_Your instructions_:
Work through the data and report how many lines include the string "close", giving the number alone.

Dataset listings of figures:
+===+

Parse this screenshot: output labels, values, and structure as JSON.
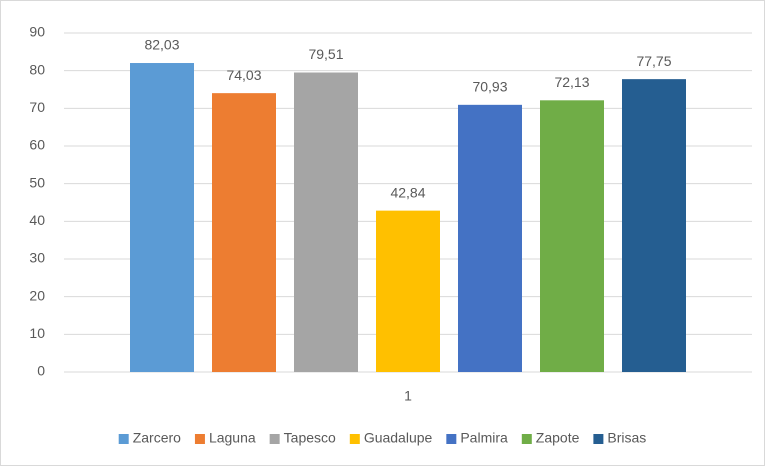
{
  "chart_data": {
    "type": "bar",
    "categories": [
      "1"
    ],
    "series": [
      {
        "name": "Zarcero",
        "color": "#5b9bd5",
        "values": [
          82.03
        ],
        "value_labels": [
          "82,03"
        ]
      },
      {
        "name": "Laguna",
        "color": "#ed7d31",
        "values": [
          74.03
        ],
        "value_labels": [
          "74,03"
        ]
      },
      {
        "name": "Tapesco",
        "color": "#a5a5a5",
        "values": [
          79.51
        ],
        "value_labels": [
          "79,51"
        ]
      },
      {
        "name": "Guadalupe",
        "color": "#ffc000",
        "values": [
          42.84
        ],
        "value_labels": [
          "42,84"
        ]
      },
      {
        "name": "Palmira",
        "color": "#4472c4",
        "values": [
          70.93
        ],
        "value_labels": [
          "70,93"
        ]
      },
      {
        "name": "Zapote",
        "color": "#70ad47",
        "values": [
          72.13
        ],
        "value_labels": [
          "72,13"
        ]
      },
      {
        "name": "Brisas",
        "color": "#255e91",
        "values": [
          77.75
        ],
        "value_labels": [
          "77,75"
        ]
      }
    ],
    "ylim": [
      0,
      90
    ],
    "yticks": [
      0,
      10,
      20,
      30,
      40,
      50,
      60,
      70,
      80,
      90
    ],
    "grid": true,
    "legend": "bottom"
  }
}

+===+

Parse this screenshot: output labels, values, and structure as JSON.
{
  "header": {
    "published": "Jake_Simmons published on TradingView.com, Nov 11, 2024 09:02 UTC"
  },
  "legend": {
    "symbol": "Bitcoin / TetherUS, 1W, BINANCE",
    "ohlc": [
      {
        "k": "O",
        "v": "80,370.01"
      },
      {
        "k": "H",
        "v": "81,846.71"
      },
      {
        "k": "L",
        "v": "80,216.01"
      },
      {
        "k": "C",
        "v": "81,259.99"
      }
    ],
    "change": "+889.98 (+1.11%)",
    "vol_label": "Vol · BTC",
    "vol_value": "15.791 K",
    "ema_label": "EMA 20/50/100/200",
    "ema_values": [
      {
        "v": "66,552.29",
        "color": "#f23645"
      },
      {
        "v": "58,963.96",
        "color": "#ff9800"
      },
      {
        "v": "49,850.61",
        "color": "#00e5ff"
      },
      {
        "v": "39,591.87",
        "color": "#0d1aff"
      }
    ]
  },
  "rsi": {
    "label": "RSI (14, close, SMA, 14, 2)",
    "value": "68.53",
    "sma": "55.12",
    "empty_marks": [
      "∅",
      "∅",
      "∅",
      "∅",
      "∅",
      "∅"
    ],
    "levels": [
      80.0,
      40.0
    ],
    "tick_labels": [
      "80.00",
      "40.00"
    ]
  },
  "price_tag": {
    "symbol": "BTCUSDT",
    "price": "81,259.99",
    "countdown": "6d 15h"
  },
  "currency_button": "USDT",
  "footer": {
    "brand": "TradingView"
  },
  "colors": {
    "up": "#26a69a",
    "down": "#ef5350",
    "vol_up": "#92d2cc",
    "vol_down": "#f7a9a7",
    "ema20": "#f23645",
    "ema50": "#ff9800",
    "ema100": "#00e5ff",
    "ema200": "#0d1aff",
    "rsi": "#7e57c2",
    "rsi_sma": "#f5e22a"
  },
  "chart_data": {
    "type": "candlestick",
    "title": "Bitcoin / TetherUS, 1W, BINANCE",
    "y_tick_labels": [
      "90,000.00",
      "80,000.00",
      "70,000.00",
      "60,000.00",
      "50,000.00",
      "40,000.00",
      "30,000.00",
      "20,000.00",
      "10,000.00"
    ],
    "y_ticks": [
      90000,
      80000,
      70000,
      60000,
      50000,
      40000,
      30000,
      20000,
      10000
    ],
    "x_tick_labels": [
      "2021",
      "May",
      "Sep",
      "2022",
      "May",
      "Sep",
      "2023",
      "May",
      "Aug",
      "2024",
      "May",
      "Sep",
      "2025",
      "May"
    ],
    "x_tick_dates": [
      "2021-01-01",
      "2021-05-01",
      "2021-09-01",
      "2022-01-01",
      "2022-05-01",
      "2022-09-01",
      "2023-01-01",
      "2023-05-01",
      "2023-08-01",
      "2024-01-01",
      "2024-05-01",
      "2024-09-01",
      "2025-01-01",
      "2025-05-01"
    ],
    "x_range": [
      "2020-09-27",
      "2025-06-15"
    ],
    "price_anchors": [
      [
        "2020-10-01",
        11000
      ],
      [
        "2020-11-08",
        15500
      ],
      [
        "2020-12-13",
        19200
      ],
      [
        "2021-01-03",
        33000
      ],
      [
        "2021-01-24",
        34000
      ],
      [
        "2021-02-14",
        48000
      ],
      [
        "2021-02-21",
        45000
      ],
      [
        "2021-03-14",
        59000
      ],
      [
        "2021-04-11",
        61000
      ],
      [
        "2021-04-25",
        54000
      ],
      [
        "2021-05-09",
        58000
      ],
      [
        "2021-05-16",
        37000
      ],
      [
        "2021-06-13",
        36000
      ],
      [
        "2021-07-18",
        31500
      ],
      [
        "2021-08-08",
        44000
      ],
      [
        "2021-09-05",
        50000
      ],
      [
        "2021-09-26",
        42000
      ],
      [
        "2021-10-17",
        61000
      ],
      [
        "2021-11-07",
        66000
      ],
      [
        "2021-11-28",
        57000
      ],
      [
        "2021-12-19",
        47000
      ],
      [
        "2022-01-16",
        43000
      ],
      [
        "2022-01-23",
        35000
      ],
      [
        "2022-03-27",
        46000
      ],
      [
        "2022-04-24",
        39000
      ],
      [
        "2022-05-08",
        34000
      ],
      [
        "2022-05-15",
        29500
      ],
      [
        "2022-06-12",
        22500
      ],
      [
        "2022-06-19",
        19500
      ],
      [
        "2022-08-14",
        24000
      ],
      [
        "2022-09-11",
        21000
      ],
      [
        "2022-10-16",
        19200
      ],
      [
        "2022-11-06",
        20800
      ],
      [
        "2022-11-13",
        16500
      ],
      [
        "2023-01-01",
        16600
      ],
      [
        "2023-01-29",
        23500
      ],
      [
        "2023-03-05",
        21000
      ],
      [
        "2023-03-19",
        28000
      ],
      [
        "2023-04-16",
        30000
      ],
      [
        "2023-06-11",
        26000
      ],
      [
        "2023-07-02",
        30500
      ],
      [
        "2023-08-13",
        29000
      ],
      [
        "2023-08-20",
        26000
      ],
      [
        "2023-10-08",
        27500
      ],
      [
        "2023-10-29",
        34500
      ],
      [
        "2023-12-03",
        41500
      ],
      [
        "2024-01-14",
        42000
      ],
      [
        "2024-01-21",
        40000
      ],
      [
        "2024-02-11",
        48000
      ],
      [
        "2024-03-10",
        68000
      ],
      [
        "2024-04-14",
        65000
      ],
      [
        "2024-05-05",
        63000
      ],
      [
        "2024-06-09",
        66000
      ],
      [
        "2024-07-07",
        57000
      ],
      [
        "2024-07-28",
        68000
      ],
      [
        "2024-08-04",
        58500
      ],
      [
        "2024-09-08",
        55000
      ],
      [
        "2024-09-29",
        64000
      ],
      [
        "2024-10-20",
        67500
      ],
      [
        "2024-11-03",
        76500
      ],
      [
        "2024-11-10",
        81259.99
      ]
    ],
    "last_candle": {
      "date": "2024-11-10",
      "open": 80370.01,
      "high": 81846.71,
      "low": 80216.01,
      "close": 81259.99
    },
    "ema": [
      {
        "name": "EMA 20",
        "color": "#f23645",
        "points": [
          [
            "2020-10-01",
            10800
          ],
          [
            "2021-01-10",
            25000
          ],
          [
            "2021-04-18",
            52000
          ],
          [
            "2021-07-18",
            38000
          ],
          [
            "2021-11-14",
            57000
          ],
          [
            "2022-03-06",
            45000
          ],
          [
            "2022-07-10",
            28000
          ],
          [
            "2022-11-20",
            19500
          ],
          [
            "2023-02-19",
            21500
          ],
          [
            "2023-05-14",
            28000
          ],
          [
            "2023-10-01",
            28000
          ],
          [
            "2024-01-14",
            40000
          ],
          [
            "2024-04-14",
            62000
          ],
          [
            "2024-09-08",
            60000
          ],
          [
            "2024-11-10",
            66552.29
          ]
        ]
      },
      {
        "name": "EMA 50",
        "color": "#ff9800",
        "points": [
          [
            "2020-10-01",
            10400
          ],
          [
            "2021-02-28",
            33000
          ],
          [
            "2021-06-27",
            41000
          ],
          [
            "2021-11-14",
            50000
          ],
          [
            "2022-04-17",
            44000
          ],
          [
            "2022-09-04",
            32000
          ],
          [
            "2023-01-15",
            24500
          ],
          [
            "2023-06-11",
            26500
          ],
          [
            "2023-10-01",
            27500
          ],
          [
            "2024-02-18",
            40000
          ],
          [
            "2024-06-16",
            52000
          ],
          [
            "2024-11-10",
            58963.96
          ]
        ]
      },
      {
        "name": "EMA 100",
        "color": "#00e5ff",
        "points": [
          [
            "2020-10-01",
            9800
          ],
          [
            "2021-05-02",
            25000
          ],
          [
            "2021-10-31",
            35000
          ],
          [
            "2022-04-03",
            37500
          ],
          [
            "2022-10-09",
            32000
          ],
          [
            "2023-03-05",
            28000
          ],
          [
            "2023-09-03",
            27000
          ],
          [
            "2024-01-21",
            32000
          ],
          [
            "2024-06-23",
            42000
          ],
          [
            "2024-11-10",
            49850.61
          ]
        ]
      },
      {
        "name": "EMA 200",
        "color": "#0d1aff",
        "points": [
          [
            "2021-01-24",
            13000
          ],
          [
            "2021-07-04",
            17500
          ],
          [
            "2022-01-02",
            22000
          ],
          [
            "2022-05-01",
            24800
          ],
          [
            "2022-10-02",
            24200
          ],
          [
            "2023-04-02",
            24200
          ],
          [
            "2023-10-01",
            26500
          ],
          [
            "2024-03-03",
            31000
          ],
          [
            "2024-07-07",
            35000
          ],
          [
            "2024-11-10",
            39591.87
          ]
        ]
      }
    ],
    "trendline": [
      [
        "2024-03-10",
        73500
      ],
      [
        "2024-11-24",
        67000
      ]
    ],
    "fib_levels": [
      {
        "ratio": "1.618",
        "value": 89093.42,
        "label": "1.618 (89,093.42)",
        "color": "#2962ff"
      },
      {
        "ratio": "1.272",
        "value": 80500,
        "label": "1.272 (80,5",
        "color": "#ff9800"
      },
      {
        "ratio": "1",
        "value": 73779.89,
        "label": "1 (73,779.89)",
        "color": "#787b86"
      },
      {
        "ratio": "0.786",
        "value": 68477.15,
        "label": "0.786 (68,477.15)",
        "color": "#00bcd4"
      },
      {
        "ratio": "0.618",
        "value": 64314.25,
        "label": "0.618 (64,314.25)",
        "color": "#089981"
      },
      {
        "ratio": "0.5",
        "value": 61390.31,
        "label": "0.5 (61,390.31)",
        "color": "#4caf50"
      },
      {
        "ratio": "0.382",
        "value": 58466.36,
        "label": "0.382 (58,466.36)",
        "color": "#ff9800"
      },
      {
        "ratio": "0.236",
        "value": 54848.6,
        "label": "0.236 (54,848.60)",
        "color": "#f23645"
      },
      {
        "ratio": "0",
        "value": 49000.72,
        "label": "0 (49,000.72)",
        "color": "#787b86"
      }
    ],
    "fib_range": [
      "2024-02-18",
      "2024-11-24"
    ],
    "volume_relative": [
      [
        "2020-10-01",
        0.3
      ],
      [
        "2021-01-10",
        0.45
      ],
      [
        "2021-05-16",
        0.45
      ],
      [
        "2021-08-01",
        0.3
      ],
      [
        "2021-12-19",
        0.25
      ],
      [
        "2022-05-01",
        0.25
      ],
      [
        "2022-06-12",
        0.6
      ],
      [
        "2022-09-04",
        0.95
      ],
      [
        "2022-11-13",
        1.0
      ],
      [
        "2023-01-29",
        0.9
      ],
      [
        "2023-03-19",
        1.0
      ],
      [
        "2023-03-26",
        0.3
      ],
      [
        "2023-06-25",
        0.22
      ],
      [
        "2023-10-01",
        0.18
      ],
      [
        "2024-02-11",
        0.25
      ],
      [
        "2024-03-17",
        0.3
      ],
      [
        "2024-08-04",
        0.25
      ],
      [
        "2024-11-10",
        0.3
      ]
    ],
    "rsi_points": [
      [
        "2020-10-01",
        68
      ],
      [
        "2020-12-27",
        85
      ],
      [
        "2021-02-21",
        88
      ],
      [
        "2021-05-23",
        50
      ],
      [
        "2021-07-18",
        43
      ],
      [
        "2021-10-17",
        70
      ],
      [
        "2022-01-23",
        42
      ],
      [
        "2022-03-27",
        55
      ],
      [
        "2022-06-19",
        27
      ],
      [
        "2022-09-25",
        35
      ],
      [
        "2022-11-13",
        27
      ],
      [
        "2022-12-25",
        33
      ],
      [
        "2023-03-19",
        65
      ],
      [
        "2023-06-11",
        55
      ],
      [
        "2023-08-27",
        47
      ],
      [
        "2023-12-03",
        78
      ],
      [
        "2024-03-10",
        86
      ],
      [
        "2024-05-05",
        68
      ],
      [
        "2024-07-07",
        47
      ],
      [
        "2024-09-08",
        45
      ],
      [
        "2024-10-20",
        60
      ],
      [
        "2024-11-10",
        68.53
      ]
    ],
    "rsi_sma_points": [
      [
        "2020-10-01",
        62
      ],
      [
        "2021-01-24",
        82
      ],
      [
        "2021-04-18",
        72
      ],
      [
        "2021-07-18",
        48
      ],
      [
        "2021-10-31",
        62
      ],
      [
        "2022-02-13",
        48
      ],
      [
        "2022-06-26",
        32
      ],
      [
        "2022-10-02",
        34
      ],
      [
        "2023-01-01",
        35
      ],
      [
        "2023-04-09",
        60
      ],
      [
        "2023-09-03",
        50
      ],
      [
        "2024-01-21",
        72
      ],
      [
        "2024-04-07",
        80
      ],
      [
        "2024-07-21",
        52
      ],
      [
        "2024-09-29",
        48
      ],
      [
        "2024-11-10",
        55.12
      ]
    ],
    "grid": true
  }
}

+===+

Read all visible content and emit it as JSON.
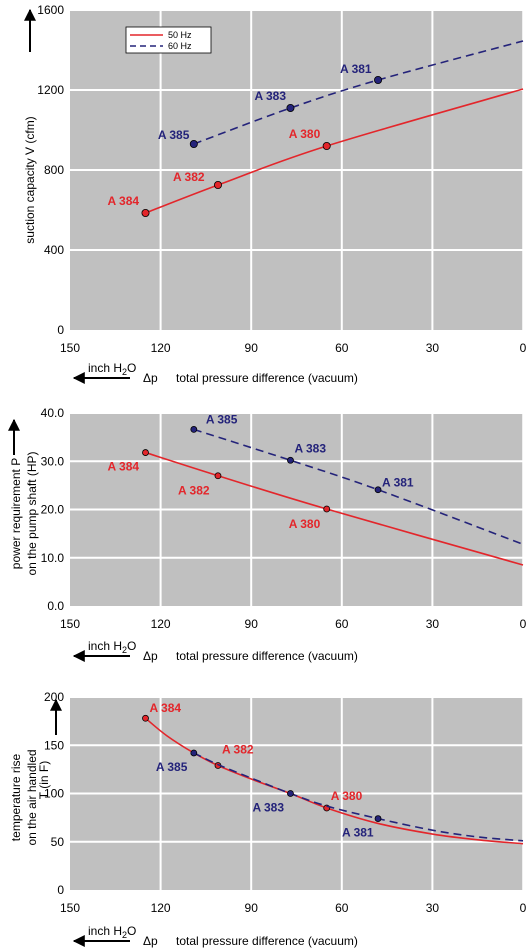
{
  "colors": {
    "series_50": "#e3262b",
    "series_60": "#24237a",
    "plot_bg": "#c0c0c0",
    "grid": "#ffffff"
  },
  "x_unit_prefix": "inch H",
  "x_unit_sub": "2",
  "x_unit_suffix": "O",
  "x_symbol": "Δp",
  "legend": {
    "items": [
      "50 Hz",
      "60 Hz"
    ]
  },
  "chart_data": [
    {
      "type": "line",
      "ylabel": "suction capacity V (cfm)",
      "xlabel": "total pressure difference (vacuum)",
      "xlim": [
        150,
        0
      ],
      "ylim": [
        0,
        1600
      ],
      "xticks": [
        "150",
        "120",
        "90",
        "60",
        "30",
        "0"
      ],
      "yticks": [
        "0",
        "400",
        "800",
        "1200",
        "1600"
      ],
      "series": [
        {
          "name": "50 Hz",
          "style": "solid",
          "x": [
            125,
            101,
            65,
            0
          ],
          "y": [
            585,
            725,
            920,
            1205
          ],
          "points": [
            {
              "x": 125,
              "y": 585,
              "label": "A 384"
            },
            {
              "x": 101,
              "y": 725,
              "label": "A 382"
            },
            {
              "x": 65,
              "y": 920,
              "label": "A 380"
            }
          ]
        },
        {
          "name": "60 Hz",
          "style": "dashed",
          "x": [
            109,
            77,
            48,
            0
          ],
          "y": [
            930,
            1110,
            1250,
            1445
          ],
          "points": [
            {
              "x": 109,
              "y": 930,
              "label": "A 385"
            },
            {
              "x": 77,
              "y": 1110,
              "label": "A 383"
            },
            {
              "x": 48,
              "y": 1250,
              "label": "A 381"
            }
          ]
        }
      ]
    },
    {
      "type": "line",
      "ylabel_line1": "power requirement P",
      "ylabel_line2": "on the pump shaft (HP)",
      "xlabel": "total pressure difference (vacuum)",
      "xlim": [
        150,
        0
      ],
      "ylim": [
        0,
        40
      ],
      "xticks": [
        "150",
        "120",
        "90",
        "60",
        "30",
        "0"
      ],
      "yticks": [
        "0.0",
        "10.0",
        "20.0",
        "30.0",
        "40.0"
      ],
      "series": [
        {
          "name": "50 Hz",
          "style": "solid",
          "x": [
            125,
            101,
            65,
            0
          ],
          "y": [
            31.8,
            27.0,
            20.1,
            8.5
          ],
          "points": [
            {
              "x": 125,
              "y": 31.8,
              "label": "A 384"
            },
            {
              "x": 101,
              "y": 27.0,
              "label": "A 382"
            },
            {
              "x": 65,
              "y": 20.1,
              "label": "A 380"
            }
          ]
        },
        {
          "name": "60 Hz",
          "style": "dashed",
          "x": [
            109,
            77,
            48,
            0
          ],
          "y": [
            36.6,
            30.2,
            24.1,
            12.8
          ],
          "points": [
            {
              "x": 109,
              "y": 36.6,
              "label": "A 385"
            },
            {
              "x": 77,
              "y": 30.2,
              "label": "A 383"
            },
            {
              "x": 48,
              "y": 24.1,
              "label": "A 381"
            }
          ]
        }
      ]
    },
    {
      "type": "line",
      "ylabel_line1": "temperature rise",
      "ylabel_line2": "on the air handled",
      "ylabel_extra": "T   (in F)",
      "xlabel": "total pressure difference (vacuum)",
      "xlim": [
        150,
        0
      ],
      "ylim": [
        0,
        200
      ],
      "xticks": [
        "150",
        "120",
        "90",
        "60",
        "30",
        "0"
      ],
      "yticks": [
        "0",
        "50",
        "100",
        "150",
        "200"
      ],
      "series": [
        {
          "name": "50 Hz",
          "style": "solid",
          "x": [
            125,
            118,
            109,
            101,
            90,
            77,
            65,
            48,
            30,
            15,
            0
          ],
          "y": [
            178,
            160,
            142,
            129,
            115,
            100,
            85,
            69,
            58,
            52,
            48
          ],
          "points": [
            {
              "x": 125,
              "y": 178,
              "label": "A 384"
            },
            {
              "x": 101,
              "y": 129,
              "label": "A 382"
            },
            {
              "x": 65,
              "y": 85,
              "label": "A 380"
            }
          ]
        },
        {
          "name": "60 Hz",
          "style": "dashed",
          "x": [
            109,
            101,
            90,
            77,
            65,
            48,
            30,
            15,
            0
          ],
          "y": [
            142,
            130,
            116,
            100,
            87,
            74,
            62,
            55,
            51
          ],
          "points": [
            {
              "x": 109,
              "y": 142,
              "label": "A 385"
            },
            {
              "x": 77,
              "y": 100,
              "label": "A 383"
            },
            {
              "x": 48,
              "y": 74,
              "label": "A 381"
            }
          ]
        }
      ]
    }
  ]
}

+===+

_Written answer_:
2